╭─ DATA ROWS

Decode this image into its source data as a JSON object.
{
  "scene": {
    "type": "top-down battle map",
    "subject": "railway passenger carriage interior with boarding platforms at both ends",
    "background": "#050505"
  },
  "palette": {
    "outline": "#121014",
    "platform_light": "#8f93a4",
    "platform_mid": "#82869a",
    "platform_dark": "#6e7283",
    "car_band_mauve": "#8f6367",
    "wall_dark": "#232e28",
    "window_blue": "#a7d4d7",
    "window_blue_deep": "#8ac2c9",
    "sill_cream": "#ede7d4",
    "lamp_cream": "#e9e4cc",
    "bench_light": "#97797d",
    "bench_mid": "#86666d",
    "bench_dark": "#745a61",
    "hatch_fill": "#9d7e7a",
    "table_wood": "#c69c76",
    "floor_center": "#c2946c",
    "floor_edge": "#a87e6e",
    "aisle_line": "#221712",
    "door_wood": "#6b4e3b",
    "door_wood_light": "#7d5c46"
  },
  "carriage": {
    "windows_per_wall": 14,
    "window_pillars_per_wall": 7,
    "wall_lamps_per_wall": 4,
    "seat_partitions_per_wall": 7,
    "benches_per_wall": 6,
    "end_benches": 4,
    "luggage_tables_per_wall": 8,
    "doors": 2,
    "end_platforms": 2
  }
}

╰─

*TASK PROMPT:*
Extract each line from the listing above, please, and repeat it exactly.

*WORKED ANSWER:*
Decode this image into its source data as a JSON object.
{
  "scene": {
    "type": "top-down battle map",
    "subject": "railway passenger carriage interior with boarding platforms at both ends",
    "background": "#050505"
  },
  "palette": {
    "outline": "#121014",
    "platform_light": "#8f93a4",
    "platform_mid": "#82869a",
    "platform_dark": "#6e7283",
    "car_band_mauve": "#8f6367",
    "wall_dark": "#232e28",
    "window_blue": "#a7d4d7",
    "window_blue_deep": "#8ac2c9",
    "sill_cream": "#ede7d4",
    "lamp_cream": "#e9e4cc",
    "bench_light": "#97797d",
    "bench_mid": "#86666d",
    "bench_dark": "#745a61",
    "hatch_fill": "#9d7e7a",
    "table_wood": "#c69c76",
    "floor_center": "#c2946c",
    "floor_edge": "#a87e6e",
    "aisle_line": "#221712",
    "door_wood": "#6b4e3b",
    "door_wood_light": "#7d5c46"
  },
  "carriage": {
    "windows_per_wall": 14,
    "window_pillars_per_wall": 7,
    "wall_lamps_per_wall": 4,
    "seat_partitions_per_wall": 7,
    "benches_per_wall": 6,
    "end_benches": 4,
    "luggage_tables_per_wall": 8,
    "doors": 2,
    "end_platforms": 2
  }
}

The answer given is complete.